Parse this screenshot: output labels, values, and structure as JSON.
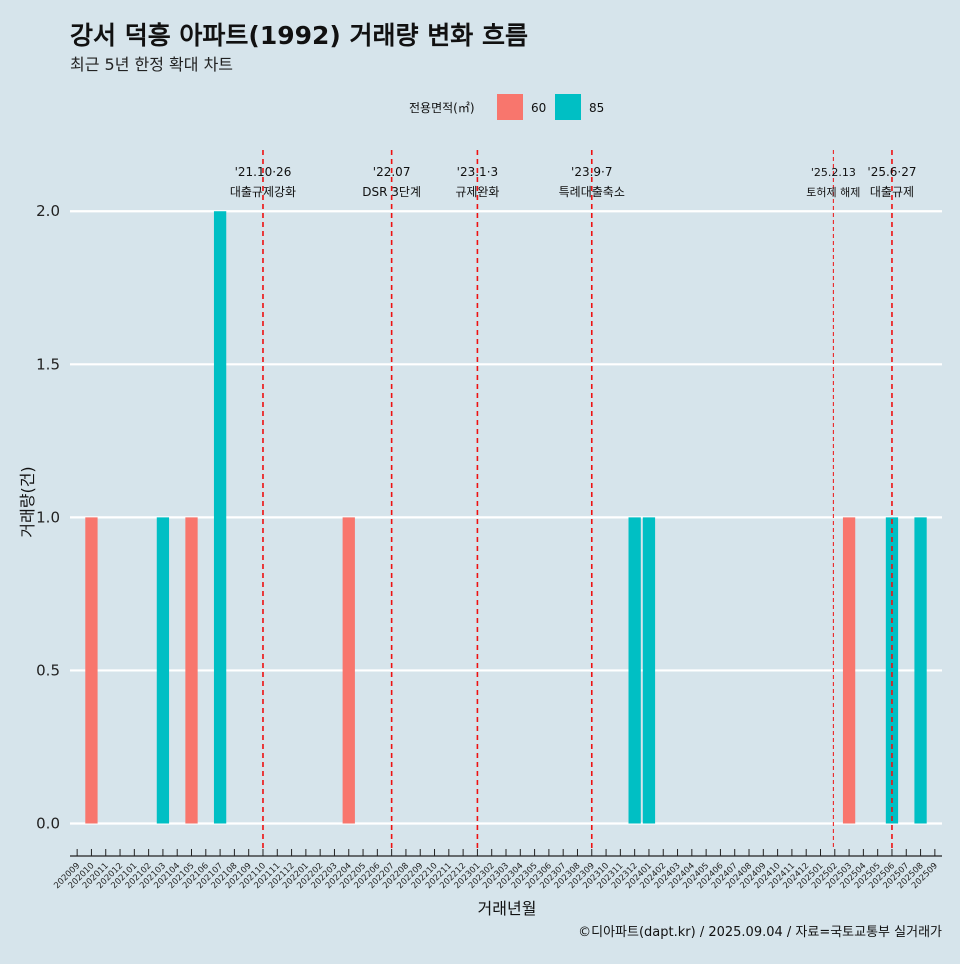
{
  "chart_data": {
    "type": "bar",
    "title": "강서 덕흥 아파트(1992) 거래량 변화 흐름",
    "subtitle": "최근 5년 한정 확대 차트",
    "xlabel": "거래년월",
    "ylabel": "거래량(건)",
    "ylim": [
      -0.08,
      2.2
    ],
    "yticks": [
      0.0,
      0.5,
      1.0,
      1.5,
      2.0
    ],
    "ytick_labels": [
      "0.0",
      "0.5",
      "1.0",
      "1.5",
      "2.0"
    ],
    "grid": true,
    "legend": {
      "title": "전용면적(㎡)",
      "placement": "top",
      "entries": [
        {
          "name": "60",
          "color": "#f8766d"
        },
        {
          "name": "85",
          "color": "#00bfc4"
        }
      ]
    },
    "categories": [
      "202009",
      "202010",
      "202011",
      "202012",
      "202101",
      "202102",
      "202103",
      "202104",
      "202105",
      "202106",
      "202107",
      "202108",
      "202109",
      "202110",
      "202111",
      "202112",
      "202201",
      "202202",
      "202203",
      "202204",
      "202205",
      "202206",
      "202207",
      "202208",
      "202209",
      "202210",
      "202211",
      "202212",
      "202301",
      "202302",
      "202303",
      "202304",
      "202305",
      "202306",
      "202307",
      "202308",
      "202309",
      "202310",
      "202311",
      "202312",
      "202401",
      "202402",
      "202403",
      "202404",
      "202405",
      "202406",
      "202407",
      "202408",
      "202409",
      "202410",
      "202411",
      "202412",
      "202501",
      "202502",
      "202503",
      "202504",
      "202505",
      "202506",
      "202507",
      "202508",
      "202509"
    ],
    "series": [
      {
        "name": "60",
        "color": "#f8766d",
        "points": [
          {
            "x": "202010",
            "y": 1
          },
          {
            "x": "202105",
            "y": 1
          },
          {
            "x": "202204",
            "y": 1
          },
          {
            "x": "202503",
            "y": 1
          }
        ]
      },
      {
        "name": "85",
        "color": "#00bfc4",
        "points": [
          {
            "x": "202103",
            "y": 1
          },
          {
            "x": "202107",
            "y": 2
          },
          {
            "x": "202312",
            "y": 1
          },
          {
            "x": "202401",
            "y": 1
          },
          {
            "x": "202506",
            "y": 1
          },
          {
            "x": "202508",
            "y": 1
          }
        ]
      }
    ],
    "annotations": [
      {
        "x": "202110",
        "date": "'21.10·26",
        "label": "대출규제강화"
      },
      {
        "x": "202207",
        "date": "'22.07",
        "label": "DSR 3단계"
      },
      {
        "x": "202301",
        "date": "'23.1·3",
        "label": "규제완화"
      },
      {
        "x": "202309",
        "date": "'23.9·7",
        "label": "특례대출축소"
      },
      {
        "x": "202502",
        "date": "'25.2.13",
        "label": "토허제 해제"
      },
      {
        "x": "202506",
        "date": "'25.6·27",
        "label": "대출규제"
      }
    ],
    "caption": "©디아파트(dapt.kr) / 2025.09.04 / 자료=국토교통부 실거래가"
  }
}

--- --- ---

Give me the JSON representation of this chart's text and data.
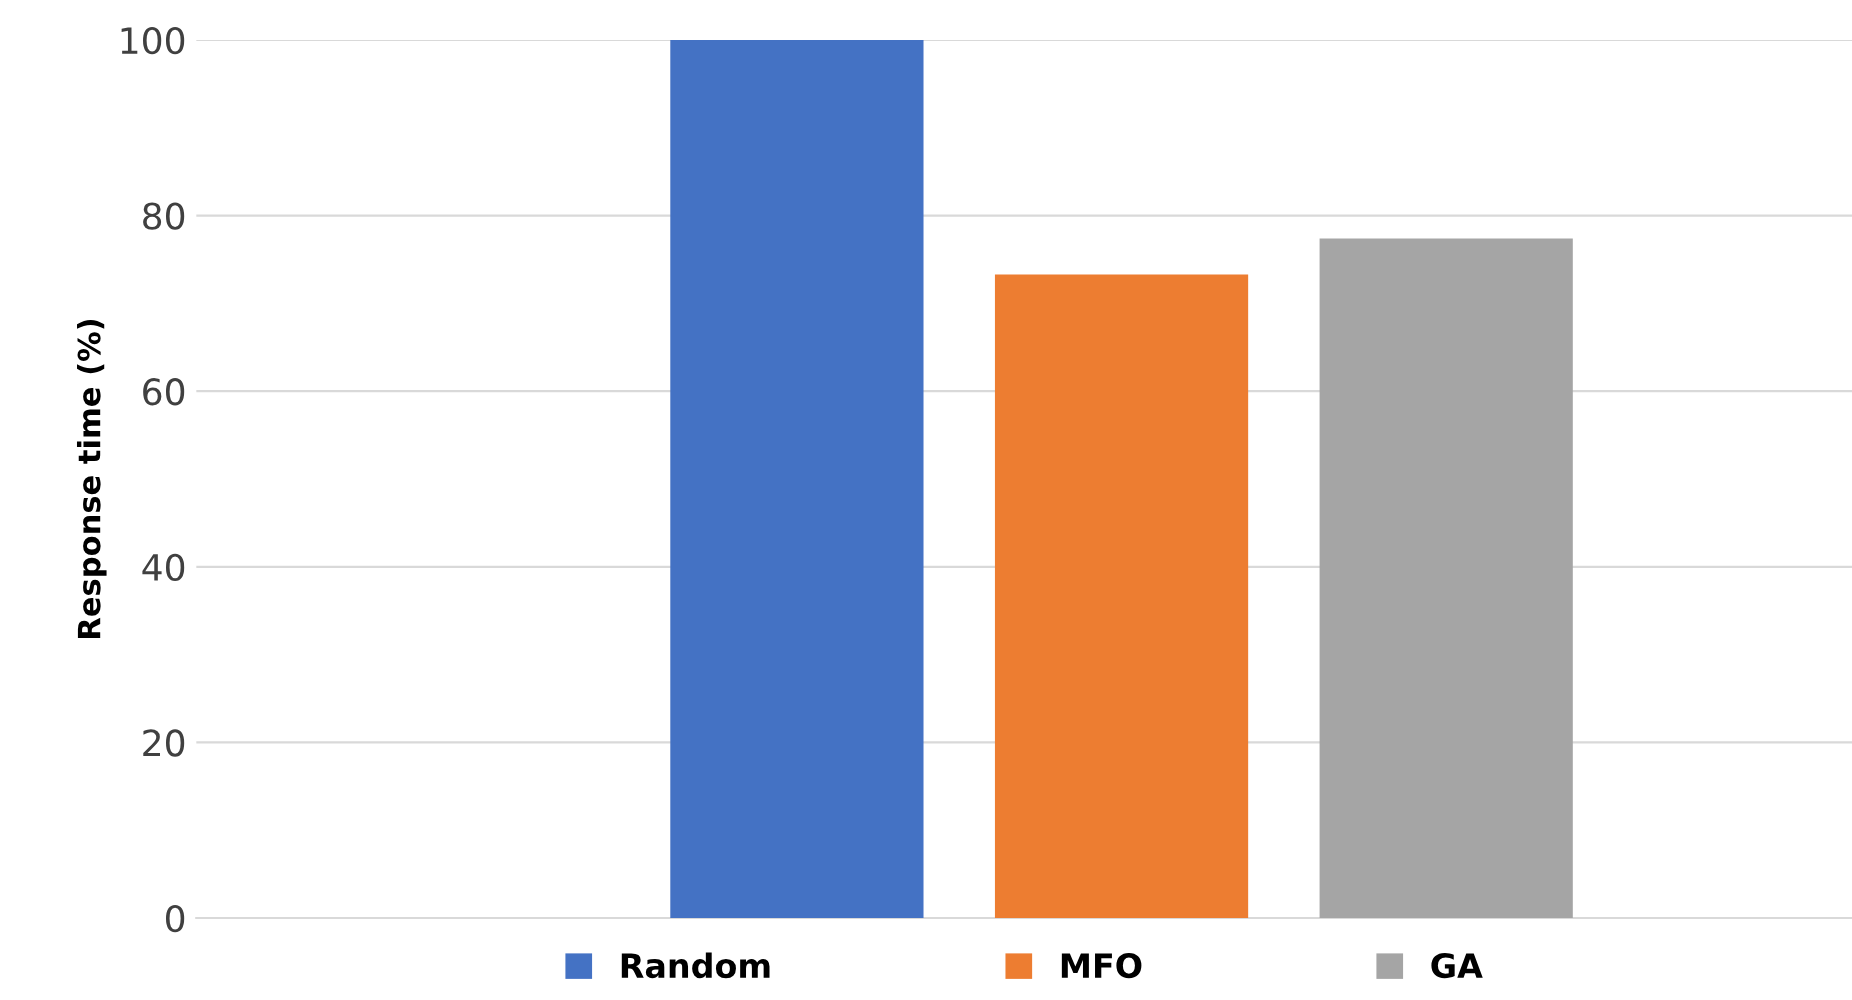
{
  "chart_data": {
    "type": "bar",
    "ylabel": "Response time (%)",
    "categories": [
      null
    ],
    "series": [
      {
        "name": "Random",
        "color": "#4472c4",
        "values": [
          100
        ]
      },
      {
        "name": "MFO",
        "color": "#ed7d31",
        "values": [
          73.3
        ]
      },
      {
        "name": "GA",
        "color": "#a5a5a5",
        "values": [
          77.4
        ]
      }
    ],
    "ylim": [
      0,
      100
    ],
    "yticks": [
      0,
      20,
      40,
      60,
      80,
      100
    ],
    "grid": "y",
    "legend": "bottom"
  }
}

--- --- ---

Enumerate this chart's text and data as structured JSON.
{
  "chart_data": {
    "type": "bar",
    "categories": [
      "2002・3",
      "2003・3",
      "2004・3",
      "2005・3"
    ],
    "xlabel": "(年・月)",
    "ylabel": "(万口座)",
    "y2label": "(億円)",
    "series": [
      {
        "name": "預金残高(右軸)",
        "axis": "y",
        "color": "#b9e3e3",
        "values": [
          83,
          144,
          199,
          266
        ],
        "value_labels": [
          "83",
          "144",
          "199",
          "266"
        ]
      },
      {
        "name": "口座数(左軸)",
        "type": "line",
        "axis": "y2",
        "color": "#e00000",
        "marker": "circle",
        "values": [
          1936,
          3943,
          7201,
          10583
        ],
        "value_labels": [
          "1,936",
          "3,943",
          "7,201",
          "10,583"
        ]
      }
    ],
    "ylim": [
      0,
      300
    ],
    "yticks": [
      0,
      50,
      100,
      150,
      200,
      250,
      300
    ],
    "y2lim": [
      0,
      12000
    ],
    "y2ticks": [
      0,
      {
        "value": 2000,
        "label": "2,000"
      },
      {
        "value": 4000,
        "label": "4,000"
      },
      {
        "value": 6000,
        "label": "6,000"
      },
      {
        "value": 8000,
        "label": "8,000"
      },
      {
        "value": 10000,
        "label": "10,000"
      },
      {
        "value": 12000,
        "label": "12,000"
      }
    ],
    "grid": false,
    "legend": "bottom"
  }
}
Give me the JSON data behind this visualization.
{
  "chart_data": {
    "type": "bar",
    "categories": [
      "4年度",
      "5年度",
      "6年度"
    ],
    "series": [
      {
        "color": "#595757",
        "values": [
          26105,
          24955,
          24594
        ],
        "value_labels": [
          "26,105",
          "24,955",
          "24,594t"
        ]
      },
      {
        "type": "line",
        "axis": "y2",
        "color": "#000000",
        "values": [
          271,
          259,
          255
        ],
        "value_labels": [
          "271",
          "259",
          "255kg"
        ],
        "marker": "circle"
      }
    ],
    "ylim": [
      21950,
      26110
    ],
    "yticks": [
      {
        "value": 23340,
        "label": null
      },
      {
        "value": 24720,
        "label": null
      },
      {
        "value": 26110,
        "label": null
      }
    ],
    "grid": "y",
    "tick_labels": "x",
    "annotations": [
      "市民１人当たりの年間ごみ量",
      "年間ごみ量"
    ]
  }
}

--- --- ---

▶ [YOUR OBJECTIVE] Take each line containing the string "this" and copy it out.

▶ [OUTPUT OF THE EXERCISE]
Parse this screenshot: output labels, values, and structure as JSON.
Give me the JSON representation of this chart's text and data.
Enumerate this chart's text and data as structured JSON.
Give me the JSON data behind this visualization.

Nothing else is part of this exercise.